Short task: Give the count of lines holding the string "VWAP" and nothing else.

Available data:

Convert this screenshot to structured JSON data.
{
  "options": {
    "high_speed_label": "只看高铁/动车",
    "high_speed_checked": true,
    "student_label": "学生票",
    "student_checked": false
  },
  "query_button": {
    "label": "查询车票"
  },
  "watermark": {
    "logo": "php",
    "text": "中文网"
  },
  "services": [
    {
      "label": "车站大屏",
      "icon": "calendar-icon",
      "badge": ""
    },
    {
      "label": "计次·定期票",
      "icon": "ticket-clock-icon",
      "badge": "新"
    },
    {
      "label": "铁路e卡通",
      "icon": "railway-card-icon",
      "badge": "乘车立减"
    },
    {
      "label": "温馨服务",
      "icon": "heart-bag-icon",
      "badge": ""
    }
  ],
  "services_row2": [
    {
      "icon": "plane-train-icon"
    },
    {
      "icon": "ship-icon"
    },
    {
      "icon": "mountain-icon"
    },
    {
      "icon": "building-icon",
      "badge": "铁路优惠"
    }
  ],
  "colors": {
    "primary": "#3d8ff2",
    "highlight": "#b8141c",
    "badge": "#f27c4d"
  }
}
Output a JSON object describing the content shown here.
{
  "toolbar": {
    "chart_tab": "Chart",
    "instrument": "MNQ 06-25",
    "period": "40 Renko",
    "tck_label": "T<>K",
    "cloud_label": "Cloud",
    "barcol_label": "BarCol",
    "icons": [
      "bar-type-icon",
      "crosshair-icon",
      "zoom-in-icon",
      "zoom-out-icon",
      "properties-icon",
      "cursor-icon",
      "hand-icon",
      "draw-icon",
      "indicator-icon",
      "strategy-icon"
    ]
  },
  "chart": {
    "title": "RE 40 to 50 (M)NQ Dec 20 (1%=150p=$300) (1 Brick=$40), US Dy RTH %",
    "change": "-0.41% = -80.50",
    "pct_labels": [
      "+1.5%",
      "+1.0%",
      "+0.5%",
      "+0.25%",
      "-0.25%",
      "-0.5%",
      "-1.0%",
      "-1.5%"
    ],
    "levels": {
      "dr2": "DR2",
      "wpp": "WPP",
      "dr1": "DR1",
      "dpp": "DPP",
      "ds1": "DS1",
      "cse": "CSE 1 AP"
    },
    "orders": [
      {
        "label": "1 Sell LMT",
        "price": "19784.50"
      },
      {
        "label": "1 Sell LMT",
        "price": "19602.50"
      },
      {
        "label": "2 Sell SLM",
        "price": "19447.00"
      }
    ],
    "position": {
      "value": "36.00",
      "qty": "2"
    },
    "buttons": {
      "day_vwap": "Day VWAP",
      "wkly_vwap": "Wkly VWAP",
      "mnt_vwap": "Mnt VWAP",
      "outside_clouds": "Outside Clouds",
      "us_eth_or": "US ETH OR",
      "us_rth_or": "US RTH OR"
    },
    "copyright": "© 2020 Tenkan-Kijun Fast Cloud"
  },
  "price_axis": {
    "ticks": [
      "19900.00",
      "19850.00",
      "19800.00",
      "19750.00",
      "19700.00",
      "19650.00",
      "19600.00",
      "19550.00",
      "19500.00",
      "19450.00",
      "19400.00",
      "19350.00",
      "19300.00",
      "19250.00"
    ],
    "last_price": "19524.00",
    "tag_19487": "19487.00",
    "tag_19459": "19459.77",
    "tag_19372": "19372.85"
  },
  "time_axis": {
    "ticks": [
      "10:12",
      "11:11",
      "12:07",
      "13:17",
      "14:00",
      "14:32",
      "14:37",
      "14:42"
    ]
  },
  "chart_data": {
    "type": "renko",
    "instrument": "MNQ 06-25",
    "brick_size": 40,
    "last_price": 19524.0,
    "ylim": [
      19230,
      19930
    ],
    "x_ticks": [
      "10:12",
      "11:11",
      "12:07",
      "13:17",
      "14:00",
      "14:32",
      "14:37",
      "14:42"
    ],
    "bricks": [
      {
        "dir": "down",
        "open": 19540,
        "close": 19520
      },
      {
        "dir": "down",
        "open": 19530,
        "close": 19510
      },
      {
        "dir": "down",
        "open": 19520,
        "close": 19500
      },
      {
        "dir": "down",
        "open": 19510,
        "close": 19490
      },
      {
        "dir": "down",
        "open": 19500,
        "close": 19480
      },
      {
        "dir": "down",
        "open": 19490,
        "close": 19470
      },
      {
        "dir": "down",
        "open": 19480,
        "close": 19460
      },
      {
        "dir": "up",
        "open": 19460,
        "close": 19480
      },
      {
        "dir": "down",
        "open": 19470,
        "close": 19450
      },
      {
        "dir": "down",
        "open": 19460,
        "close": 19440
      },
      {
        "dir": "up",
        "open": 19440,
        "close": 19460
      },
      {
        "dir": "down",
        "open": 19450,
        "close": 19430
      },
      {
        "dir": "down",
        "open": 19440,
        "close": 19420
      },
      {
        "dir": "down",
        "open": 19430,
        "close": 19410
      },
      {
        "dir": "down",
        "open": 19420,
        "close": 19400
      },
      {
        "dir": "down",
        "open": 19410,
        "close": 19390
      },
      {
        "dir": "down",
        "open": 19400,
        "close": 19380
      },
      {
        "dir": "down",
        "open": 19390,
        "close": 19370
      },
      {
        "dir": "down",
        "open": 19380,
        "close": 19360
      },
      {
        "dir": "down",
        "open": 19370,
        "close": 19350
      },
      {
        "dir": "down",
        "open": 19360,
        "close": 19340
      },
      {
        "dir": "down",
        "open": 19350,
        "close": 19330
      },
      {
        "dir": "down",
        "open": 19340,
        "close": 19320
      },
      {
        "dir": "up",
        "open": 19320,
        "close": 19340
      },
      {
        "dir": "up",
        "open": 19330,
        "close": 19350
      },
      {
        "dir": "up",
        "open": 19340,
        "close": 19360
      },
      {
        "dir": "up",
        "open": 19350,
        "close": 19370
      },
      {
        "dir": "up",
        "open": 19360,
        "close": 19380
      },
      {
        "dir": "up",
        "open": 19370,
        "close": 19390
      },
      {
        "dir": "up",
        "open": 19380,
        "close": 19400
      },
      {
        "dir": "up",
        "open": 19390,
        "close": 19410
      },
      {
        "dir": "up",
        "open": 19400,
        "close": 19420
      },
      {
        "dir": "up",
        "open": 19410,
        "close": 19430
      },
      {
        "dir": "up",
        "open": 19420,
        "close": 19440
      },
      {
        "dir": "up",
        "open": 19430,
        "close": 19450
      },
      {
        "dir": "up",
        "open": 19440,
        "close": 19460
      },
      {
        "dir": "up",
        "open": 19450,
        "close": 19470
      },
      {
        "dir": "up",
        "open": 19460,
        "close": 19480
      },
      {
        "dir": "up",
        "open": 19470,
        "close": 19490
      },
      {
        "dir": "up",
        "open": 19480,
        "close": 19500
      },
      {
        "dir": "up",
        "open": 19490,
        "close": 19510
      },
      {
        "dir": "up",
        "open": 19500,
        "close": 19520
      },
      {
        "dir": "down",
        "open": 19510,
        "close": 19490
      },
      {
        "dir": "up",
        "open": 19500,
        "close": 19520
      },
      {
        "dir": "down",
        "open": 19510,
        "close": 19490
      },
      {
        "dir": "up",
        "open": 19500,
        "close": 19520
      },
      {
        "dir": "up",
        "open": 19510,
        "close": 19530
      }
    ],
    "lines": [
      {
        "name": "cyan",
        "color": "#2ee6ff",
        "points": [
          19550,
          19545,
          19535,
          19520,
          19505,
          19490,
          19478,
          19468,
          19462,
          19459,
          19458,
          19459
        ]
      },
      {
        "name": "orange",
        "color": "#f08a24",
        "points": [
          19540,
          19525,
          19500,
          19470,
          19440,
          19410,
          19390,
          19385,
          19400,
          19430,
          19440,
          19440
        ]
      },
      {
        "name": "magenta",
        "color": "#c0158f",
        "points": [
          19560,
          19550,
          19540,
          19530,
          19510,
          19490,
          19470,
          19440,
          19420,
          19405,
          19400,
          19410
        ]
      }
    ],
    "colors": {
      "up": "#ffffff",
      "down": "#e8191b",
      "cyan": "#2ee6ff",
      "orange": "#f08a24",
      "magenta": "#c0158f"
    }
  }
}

Output below: 3